Dataset items:
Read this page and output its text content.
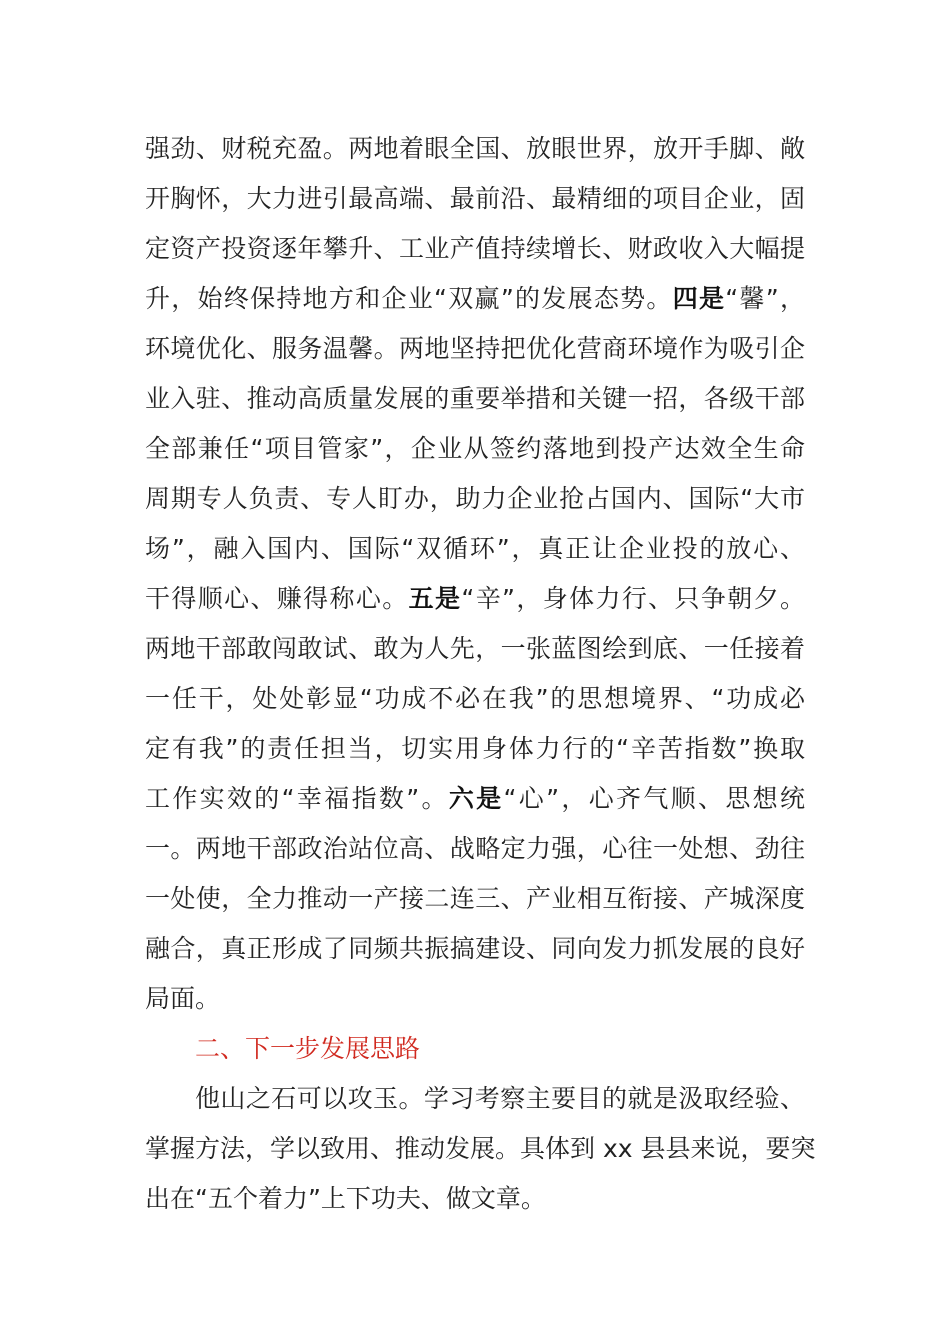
强劲、财税充盈。两地着眼全国、放眼世界，放开手脚、敞
开胸怀，大力进引最高端、最前沿、最精细的项目企业，固
定资产投资逐年攀升、工业产值持续增长、财政收入大幅提
升，始终保持地方和企业“双赢”的发展态势。四是“馨”，
环境优化、服务温馨。两地坚持把优化营商环境作为吸引企
业入驻、推动高质量发展的重要举措和关键一招，各级干部
全部兼任“项目管家”，企业从签约落地到投产达效全生命
周期专人负责、专人盯办，助力企业抢占国内、国际“大市
场”，融入国内、国际“双循环”，真正让企业投的放心、
干得顺心、赚得称心。五是“辛”，身体力行、只争朝夕。
两地干部敢闯敢试、敢为人先，一张蓝图绘到底、一任接着
一任干，处处彰显“功成不必在我”的思想境界、“功成必
定有我”的责任担当，切实用身体力行的“辛苦指数”换取
工作实效的“幸福指数”。六是“心”，心齐气顺、思想统
一。两地干部政治站位高、战略定力强，心往一处想、劲往
一处使，全力推动一产接二连三、产业相互衔接、产城深度
融合，真正形成了同频共振搞建设、同向发力抓发展的良好
局面。
二、下一步发展思路
他山之石可以攻玉。学习考察主要目的就是汲取经验、
掌握方法，学以致用、推动发展。具体到 xx 县县来说，要突
出在“五个着力”上下功夫、做文章。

**Objective:**
Repeat every record above exactly, but leave out any pictures.

**Written answer:**
Read this page and output its text content.
强劲、财税充盈。两地着眼全国、放眼世界，放开手脚、敞
开胸怀，大力进引最高端、最前沿、最精细的项目企业，固
定资产投资逐年攀升、工业产值持续增长、财政收入大幅提
升，始终保持地方和企业“双赢”的发展态势。四是“馨”，
环境优化、服务温馨。两地坚持把优化营商环境作为吸引企
业入驻、推动高质量发展的重要举措和关键一招，各级干部
全部兼任“项目管家”，企业从签约落地到投产达效全生命
周期专人负责、专人盯办，助力企业抢占国内、国际“大市
场”，融入国内、国际“双循环”，真正让企业投的放心、
干得顺心、赚得称心。五是“辛”，身体力行、只争朝夕。
两地干部敢闯敢试、敢为人先，一张蓝图绘到底、一任接着
一任干，处处彰显“功成不必在我”的思想境界、“功成必
定有我”的责任担当，切实用身体力行的“辛苦指数”换取
工作实效的“幸福指数”。六是“心”，心齐气顺、思想统
一。两地干部政治站位高、战略定力强，心往一处想、劲往
一处使，全力推动一产接二连三、产业相互衔接、产城深度
融合，真正形成了同频共振搞建设、同向发力抓发展的良好
局面。
二、下一步发展思路
他山之石可以攻玉。学习考察主要目的就是汲取经验、
掌握方法，学以致用、推动发展。具体到 xx 县县来说，要突
出在“五个着力”上下功夫、做文章。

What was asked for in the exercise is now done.